Records from a data collection
'''

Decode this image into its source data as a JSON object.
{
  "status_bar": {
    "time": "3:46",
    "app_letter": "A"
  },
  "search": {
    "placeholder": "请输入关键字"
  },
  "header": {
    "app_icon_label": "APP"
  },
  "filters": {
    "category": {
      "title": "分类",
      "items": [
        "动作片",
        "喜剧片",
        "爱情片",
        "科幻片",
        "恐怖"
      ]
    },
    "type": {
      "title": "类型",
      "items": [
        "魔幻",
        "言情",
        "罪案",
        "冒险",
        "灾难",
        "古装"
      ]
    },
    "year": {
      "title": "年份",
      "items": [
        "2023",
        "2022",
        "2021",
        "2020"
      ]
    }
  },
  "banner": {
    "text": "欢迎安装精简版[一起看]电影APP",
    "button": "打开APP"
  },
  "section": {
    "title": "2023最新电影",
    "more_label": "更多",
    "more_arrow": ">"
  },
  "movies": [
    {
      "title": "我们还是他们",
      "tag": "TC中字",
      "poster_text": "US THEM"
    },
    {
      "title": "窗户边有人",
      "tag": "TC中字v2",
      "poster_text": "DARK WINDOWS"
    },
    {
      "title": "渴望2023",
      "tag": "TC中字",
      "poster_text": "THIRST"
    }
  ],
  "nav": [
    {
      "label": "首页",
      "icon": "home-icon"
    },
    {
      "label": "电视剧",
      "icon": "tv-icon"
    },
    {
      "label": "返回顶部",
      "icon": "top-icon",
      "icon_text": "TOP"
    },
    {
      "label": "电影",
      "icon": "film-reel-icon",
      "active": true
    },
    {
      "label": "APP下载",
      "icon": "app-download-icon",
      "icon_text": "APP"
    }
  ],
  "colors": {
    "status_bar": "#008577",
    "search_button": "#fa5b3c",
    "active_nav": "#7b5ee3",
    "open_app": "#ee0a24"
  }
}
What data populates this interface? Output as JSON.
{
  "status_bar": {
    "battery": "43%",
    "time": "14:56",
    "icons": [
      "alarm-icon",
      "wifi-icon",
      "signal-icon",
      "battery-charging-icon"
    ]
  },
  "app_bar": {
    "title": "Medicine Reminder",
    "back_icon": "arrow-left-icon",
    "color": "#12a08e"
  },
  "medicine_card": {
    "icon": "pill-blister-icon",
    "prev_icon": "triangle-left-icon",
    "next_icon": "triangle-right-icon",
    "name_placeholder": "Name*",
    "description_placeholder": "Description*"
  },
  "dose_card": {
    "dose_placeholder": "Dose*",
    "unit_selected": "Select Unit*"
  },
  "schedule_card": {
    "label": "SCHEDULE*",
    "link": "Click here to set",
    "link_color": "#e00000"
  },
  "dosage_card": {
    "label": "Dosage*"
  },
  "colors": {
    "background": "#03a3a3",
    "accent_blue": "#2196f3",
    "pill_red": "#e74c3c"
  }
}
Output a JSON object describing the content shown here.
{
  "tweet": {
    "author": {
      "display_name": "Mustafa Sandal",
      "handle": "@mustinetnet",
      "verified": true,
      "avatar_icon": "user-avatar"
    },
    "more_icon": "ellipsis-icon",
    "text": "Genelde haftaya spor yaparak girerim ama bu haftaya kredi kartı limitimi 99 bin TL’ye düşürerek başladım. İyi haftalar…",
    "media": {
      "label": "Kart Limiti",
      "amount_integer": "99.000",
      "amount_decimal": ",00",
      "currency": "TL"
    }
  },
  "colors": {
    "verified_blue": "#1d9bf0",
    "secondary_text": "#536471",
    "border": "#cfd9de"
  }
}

'''

**Set problem**
Check each line of the entries above, and show every one holding the word "left".

**Output of the task**
    "back_icon": "arrow-left-icon",
    "prev_icon": "triangle-left-icon",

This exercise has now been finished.